Dataset rows
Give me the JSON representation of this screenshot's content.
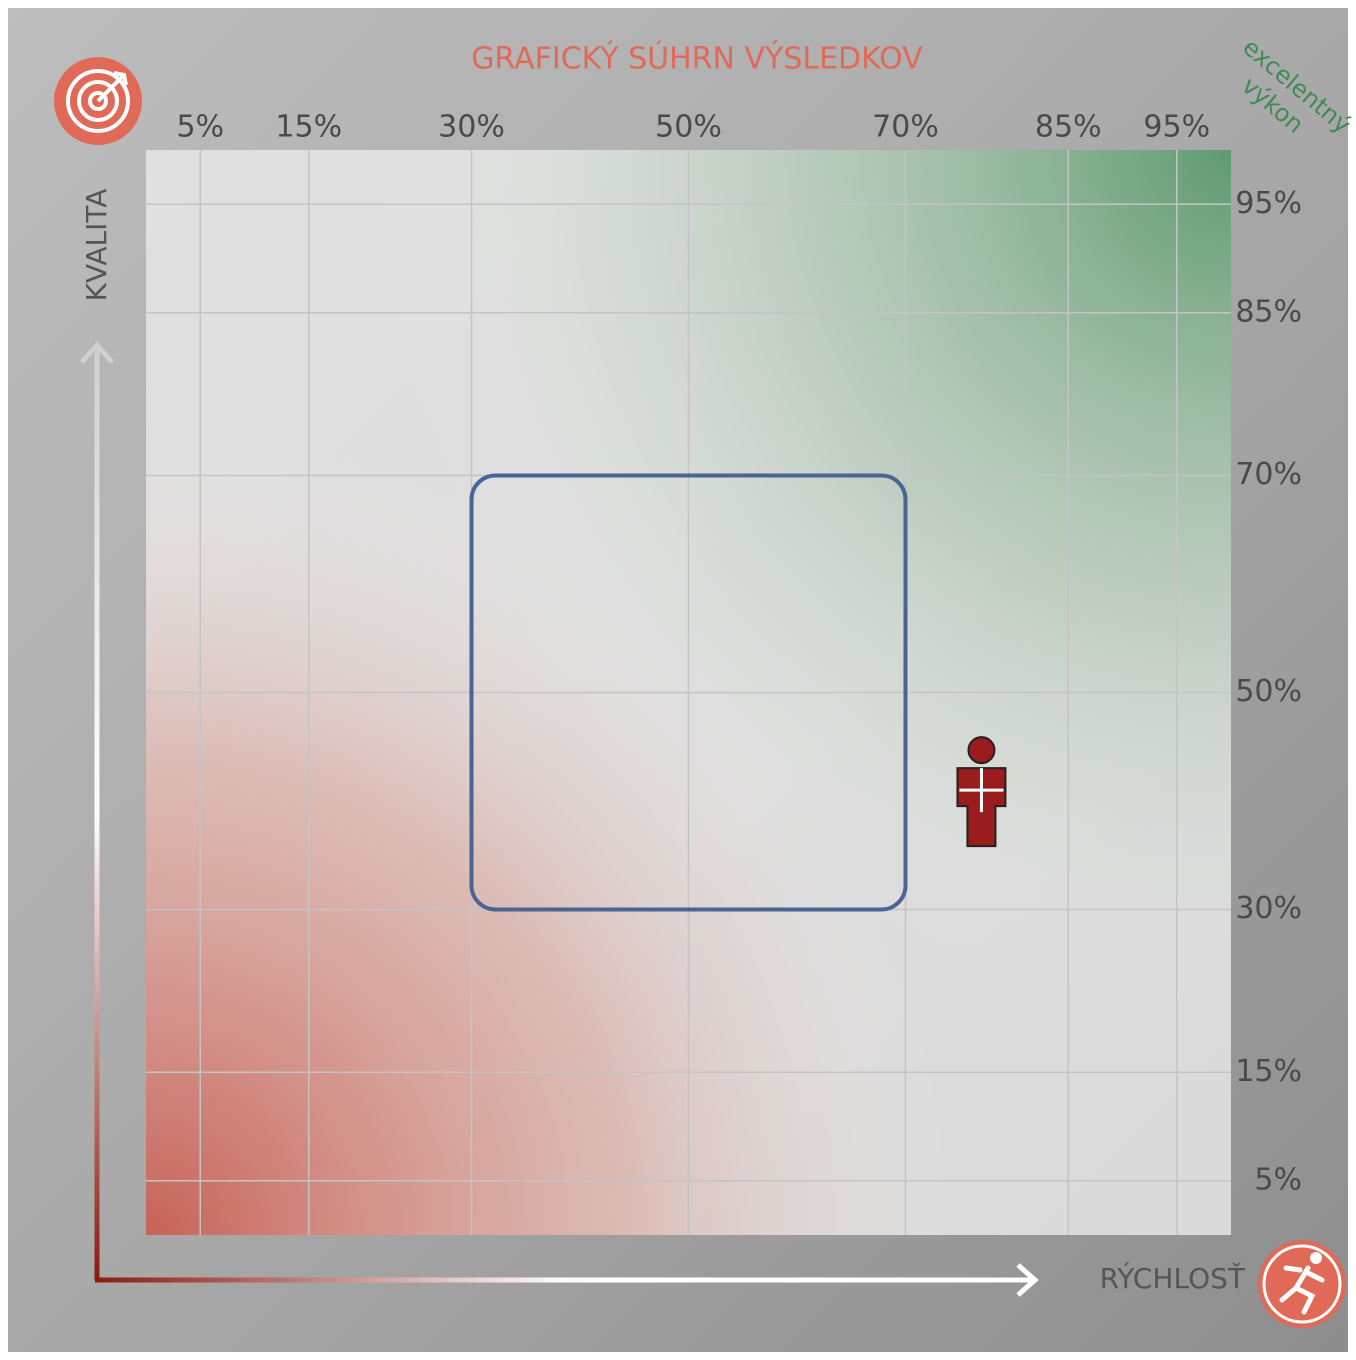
{
  "chart_data": {
    "type": "scatter",
    "title": "GRAFICKÝ SÚHRN VÝSLEDKOV",
    "annotation": [
      "excelentný",
      "výkon"
    ],
    "x_label": "RÝCHLOSŤ",
    "y_label": "KVALITA",
    "xlim": [
      0,
      100
    ],
    "ylim": [
      0,
      100
    ],
    "xticks": [
      {
        "value": 5,
        "label": "5%"
      },
      {
        "value": 15,
        "label": "15%"
      },
      {
        "value": 30,
        "label": "30%"
      },
      {
        "value": 50,
        "label": "50%"
      },
      {
        "value": 70,
        "label": "70%"
      },
      {
        "value": 85,
        "label": "85%"
      },
      {
        "value": 95,
        "label": "95%"
      }
    ],
    "yticks": [
      {
        "value": 5,
        "label": "5%"
      },
      {
        "value": 15,
        "label": "15%"
      },
      {
        "value": 30,
        "label": "30%"
      },
      {
        "value": 50,
        "label": "50%"
      },
      {
        "value": 70,
        "label": "70%"
      },
      {
        "value": 85,
        "label": "85%"
      },
      {
        "value": 95,
        "label": "95%"
      }
    ],
    "grid": true,
    "zone": {
      "xlim": [
        30,
        70
      ],
      "ylim": [
        30,
        70
      ],
      "color": "#4a6496"
    },
    "series": [
      {
        "color": "#9b1c1c",
        "x": [
          77
        ],
        "values": [
          41
        ]
      }
    ]
  }
}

▶ Work required:
Reproduce each record from above exactly; pictures do not belong in the copy.

▶ Worked solution:
Give me the JSON representation of this screenshot's content.
{
  "chart_data": {
    "type": "scatter",
    "title": "GRAFICKÝ SÚHRN VÝSLEDKOV",
    "annotation": [
      "excelentný",
      "výkon"
    ],
    "x_label": "RÝCHLOSŤ",
    "y_label": "KVALITA",
    "xlim": [
      0,
      100
    ],
    "ylim": [
      0,
      100
    ],
    "xticks": [
      {
        "value": 5,
        "label": "5%"
      },
      {
        "value": 15,
        "label": "15%"
      },
      {
        "value": 30,
        "label": "30%"
      },
      {
        "value": 50,
        "label": "50%"
      },
      {
        "value": 70,
        "label": "70%"
      },
      {
        "value": 85,
        "label": "85%"
      },
      {
        "value": 95,
        "label": "95%"
      }
    ],
    "yticks": [
      {
        "value": 5,
        "label": "5%"
      },
      {
        "value": 15,
        "label": "15%"
      },
      {
        "value": 30,
        "label": "30%"
      },
      {
        "value": 50,
        "label": "50%"
      },
      {
        "value": 70,
        "label": "70%"
      },
      {
        "value": 85,
        "label": "85%"
      },
      {
        "value": 95,
        "label": "95%"
      }
    ],
    "grid": true,
    "zone": {
      "xlim": [
        30,
        70
      ],
      "ylim": [
        30,
        70
      ],
      "color": "#4a6496"
    },
    "series": [
      {
        "color": "#9b1c1c",
        "x": [
          77
        ],
        "values": [
          41
        ]
      }
    ]
  }
}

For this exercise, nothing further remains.